[Dataset items]
----

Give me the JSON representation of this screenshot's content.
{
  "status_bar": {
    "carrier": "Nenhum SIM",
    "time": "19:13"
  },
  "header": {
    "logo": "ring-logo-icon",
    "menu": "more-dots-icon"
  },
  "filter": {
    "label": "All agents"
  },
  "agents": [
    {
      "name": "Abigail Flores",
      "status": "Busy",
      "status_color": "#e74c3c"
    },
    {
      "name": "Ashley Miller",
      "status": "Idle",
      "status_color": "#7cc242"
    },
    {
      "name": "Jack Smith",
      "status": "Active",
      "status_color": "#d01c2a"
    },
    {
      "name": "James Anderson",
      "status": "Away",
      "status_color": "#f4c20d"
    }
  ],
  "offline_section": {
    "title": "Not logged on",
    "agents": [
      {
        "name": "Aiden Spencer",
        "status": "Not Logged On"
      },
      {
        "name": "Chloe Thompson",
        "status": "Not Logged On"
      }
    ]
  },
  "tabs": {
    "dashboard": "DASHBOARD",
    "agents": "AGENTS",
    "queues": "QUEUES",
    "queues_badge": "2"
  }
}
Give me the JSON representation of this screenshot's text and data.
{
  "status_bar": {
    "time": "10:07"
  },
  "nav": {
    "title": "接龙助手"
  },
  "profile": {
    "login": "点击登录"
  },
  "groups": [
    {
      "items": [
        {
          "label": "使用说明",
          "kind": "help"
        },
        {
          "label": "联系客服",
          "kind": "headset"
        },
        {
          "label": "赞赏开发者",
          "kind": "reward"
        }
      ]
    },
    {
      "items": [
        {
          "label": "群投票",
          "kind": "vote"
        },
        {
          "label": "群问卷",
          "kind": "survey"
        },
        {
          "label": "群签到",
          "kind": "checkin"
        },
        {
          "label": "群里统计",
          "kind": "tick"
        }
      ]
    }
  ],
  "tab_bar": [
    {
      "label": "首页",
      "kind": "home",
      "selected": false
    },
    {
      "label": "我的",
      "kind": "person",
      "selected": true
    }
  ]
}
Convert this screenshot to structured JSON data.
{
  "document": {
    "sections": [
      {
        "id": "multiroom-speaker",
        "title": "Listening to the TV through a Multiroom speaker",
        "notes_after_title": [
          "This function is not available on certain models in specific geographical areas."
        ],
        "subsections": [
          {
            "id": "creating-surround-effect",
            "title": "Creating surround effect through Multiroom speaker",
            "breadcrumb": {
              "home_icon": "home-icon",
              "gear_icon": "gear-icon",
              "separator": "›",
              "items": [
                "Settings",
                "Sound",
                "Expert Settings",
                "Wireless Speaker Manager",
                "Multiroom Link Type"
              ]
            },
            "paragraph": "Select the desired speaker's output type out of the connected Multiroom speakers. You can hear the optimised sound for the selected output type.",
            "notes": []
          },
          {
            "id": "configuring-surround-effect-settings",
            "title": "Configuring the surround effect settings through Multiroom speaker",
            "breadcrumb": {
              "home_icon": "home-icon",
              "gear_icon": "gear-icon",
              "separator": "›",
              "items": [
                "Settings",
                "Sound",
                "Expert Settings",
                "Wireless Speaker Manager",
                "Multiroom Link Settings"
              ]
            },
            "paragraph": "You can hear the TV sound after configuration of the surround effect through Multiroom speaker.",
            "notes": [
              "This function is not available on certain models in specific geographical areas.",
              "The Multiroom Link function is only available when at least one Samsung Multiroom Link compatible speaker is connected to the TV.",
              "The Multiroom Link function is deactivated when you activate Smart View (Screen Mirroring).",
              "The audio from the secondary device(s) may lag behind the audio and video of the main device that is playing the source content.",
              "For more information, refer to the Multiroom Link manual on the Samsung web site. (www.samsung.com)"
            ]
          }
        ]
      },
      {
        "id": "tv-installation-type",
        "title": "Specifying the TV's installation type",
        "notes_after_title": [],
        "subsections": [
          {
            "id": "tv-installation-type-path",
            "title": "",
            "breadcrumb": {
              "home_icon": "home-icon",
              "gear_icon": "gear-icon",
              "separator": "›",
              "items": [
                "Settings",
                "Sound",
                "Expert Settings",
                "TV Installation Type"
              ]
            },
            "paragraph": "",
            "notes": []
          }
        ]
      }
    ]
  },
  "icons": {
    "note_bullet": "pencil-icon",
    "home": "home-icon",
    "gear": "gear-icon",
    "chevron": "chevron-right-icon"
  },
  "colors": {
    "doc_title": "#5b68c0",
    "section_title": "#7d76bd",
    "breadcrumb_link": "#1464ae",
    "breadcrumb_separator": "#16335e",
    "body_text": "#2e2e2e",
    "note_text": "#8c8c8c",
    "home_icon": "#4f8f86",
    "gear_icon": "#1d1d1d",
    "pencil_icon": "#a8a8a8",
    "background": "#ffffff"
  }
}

----

§ TO DO
Using the material above, count the lines containing the word "name". Reply with the number alone.

§ RESULT OF THIS TASK
6